+++ DATASET RECORDS +++

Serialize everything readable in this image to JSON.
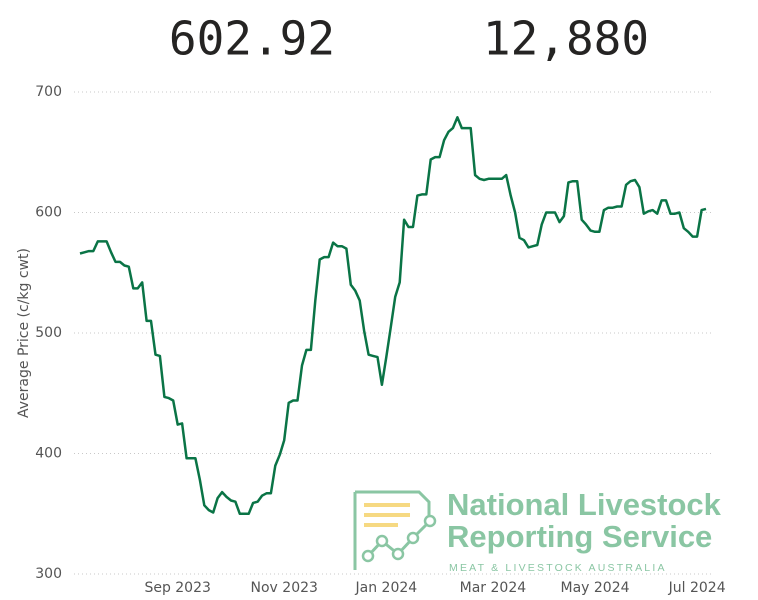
{
  "cards": [
    "602.92",
    "12,880"
  ],
  "logo": {
    "line1": "National Livestock",
    "line2": "Reporting Service",
    "tagline": "MEAT & LIVESTOCK AUSTRALIA"
  },
  "chart_data": {
    "type": "line",
    "y_label": "Average Price (c/kg cwt)",
    "ylim": [
      300,
      700
    ],
    "yticks": [
      300,
      400,
      500,
      600,
      700
    ],
    "grid": true,
    "categories": [
      null,
      null,
      null,
      null,
      null,
      null,
      null,
      null,
      null,
      null,
      null,
      null,
      null,
      null,
      null,
      null,
      null,
      null,
      null,
      null,
      null,
      null,
      "Sep 2023",
      null,
      null,
      null,
      null,
      null,
      null,
      null,
      null,
      null,
      null,
      null,
      null,
      null,
      null,
      null,
      null,
      null,
      null,
      null,
      null,
      null,
      null,
      null,
      "Nov 2023",
      null,
      null,
      null,
      null,
      null,
      null,
      null,
      null,
      null,
      null,
      null,
      null,
      null,
      null,
      null,
      null,
      null,
      null,
      null,
      null,
      null,
      null,
      "Jan 2024",
      null,
      null,
      null,
      null,
      null,
      null,
      null,
      null,
      null,
      null,
      null,
      null,
      null,
      null,
      null,
      null,
      null,
      null,
      null,
      null,
      null,
      null,
      null,
      "Mar 2024",
      null,
      null,
      null,
      null,
      null,
      null,
      null,
      null,
      null,
      null,
      null,
      null,
      null,
      null,
      null,
      null,
      null,
      null,
      null,
      null,
      null,
      null,
      "May 2024",
      null,
      null,
      null,
      null,
      null,
      null,
      null,
      null,
      null,
      null,
      null,
      null,
      null,
      null,
      null,
      null,
      null,
      null,
      null,
      null,
      null,
      null,
      "Jul 2024",
      null,
      null
    ],
    "series": [
      {
        "name": "Average Price",
        "color": "#0a7446",
        "values": [
          566,
          567,
          568,
          568,
          576,
          576,
          576,
          567,
          559,
          559,
          556,
          555,
          537,
          537,
          542,
          510,
          510,
          482,
          481,
          447,
          446,
          444,
          424,
          425,
          396,
          396,
          396,
          378,
          357,
          353,
          351,
          363,
          368,
          364,
          361,
          360,
          350,
          350,
          350,
          359,
          360,
          365,
          367,
          367,
          390,
          399,
          411,
          442,
          444,
          444,
          473,
          486,
          486,
          527,
          561,
          563,
          563,
          575,
          572,
          572,
          570,
          540,
          535,
          527,
          502,
          482,
          481,
          480,
          457,
          480,
          505,
          530,
          542,
          594,
          588,
          588,
          614,
          615,
          615,
          644,
          646,
          646,
          660,
          667,
          670,
          679,
          670,
          670,
          670,
          631,
          628,
          627,
          628,
          628,
          628,
          628,
          631,
          614,
          600,
          579,
          577,
          571,
          572,
          573,
          590,
          600,
          600,
          600,
          592,
          597,
          625,
          626,
          626,
          594,
          590,
          585,
          584,
          584,
          602,
          604,
          604,
          605,
          605,
          623,
          626,
          627,
          621,
          599,
          601,
          602,
          599,
          610,
          610,
          599,
          599,
          600,
          587,
          584,
          580,
          580,
          602,
          603
        ]
      }
    ]
  }
}
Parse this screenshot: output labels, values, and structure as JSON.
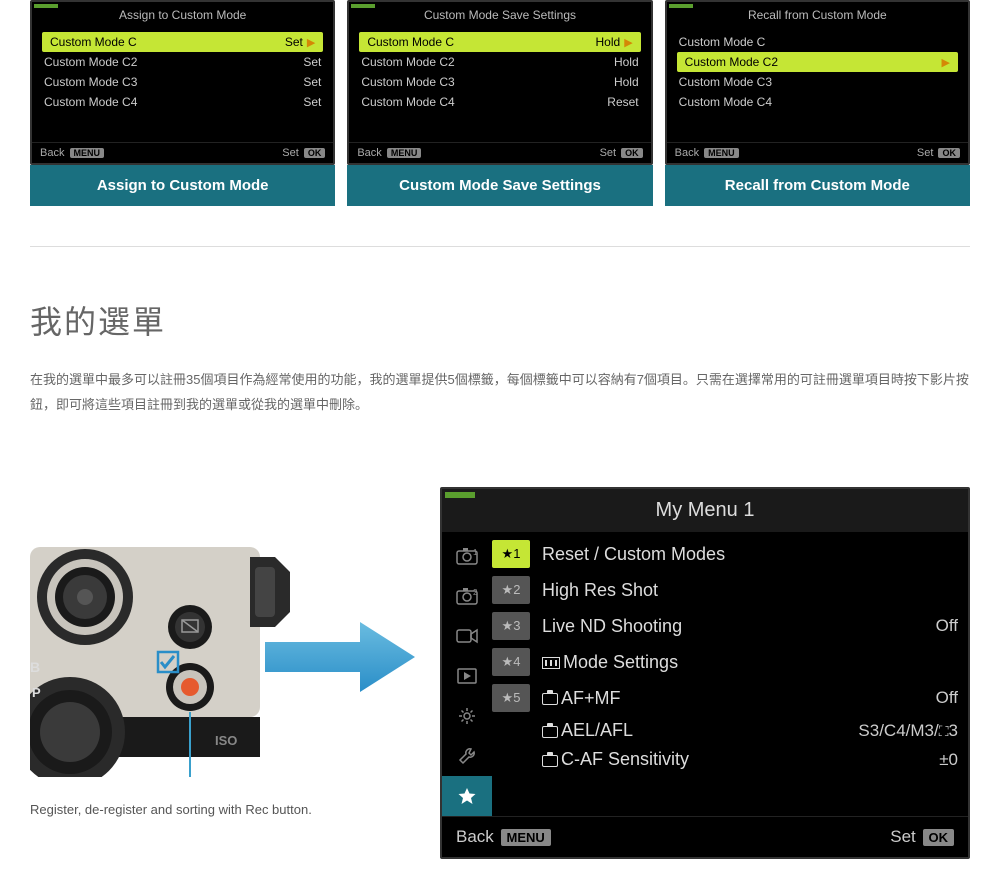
{
  "screens": [
    {
      "header": "Assign to Custom Mode",
      "caption": "Assign to Custom Mode",
      "selectedIndex": 0,
      "items": [
        {
          "label": "Custom Mode C",
          "action": "Set",
          "hasArrow": true
        },
        {
          "label": "Custom Mode C2",
          "action": "Set"
        },
        {
          "label": "Custom Mode C3",
          "action": "Set"
        },
        {
          "label": "Custom Mode C4",
          "action": "Set"
        }
      ],
      "footerLeft": "Back",
      "footerLeftBadge": "MENU",
      "footerRight": "Set",
      "footerRightBadge": "OK"
    },
    {
      "header": "Custom Mode Save Settings",
      "caption": "Custom Mode Save Settings",
      "selectedIndex": 0,
      "items": [
        {
          "label": "Custom Mode C",
          "action": "Hold",
          "hasArrow": true
        },
        {
          "label": "Custom Mode C2",
          "action": "Hold"
        },
        {
          "label": "Custom Mode C3",
          "action": "Hold"
        },
        {
          "label": "Custom Mode C4",
          "action": "Reset"
        }
      ],
      "footerLeft": "Back",
      "footerLeftBadge": "MENU",
      "footerRight": "Set",
      "footerRightBadge": "OK"
    },
    {
      "header": "Recall from Custom Mode",
      "caption": "Recall from Custom Mode",
      "selectedIndex": 1,
      "items": [
        {
          "label": "Custom Mode C",
          "action": ""
        },
        {
          "label": "Custom Mode C2",
          "action": "",
          "hasArrow": true
        },
        {
          "label": "Custom Mode C3",
          "action": ""
        },
        {
          "label": "Custom Mode C4",
          "action": ""
        }
      ],
      "footerLeft": "Back",
      "footerLeftBadge": "MENU",
      "footerRight": "Set",
      "footerRightBadge": "OK"
    }
  ],
  "article": {
    "title": "我的選單",
    "body": "在我的選單中最多可以註冊35個項目作為經常使用的功能，我的選單提供5個標籤，每個標籤中可以容納有7個項目。只需在選擇常用的可註冊選單項目時按下影片按鈕，即可將這些項目註冊到我的選單或從我的選單中刪除。"
  },
  "cameraCaption": "Register, de-register and sorting with Rec button.",
  "myMenu": {
    "title": "My Menu 1",
    "sideTabs": [
      "camera1",
      "camera2",
      "video",
      "play",
      "gear",
      "wrench",
      "star"
    ],
    "activeTab": 6,
    "items": [
      {
        "num": "1",
        "active": true,
        "label": "Reset / Custom Modes",
        "value": ""
      },
      {
        "num": "2",
        "label": "High Res Shot",
        "value": ""
      },
      {
        "num": "3",
        "label": "Live ND Shooting",
        "value": "Off"
      },
      {
        "num": "4",
        "label": "Mode Settings",
        "value": "",
        "prefixIcon": "interval"
      },
      {
        "num": "5",
        "label": "AF+MF",
        "value": "Off",
        "prefixIcon": "camera"
      },
      {
        "num": "",
        "label": "AEL/AFL",
        "value": "S3/C4/M3/",
        "prefixIcon": "camera",
        "valueSuffixIcon": "expand",
        "valueSuffix": "3"
      },
      {
        "num": "",
        "label": "C-AF Sensitivity",
        "value": "±0",
        "prefixIcon": "camera"
      }
    ],
    "footerLeft": "Back",
    "footerLeftBadge": "MENU",
    "footerRight": "Set",
    "footerRightBadge": "OK"
  },
  "colors": {
    "highlight": "#c5e635",
    "captionBg": "#1a7080",
    "arrowBlue": "#3aa0cc"
  }
}
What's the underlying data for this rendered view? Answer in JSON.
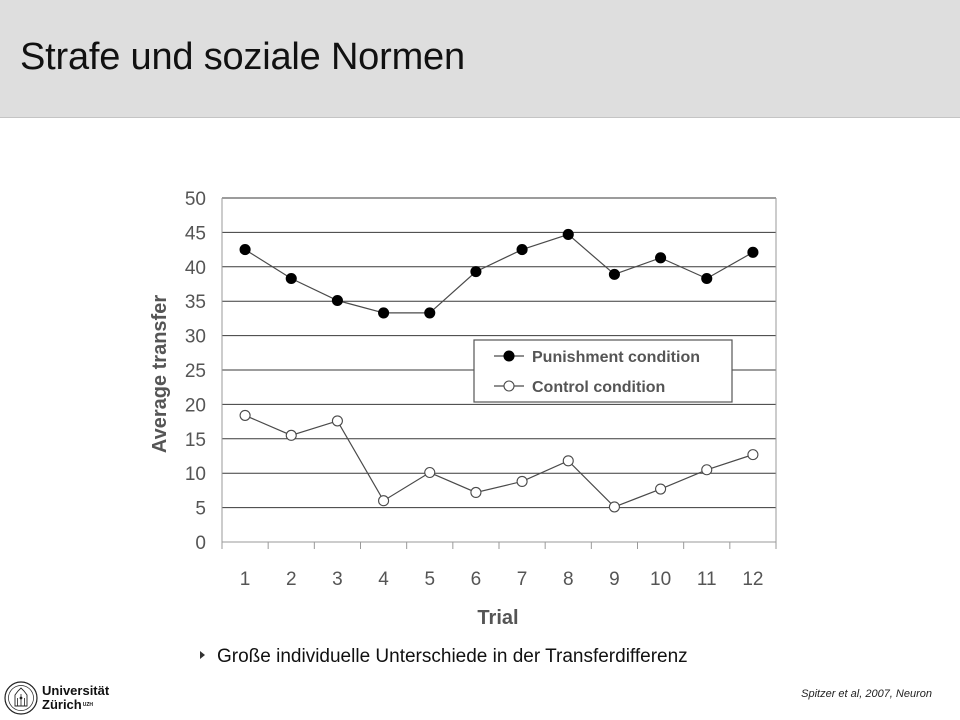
{
  "slide": {
    "title": "Strafe und soziale Normen",
    "bullet": "Große individuelle Unterschiede in der Transferdifferenz",
    "citation": "Spitzer et al, 2007, Neuron"
  },
  "logo": {
    "line1": "Universität",
    "line2": "Zürich",
    "mark": "UZH"
  },
  "chart_data": {
    "type": "line",
    "xlabel": "Trial",
    "ylabel": "Average transfer",
    "categories": [
      "1",
      "2",
      "3",
      "4",
      "5",
      "6",
      "7",
      "8",
      "9",
      "10",
      "11",
      "12"
    ],
    "ylim": [
      0,
      50
    ],
    "yticks": [
      0,
      5,
      10,
      15,
      20,
      25,
      30,
      35,
      40,
      45,
      50
    ],
    "grid": true,
    "legend_position": "center-right",
    "series": [
      {
        "name": "Punishment condition",
        "marker": "filled-circle",
        "values": [
          42.5,
          38.3,
          35.1,
          33.3,
          33.3,
          39.3,
          42.5,
          44.7,
          38.9,
          41.3,
          38.3,
          42.1
        ]
      },
      {
        "name": "Control condition",
        "marker": "open-circle",
        "values": [
          18.4,
          15.5,
          17.6,
          6.0,
          10.1,
          7.2,
          8.8,
          11.8,
          5.1,
          7.7,
          10.5,
          12.7
        ]
      }
    ],
    "colors": {
      "line": "#4a4a4a",
      "grid": "#3a3a3a",
      "axis_text": "#555555",
      "marker_fill": "#000000"
    }
  }
}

+++

THE PROBLEM | Go through the records. Copy each line where "Settings" appears.

WORKED ANSWER |
      "header": "Custom Mode Save Settings",
      "caption": "Custom Mode Save Settings",
        "label": "Mode Settings",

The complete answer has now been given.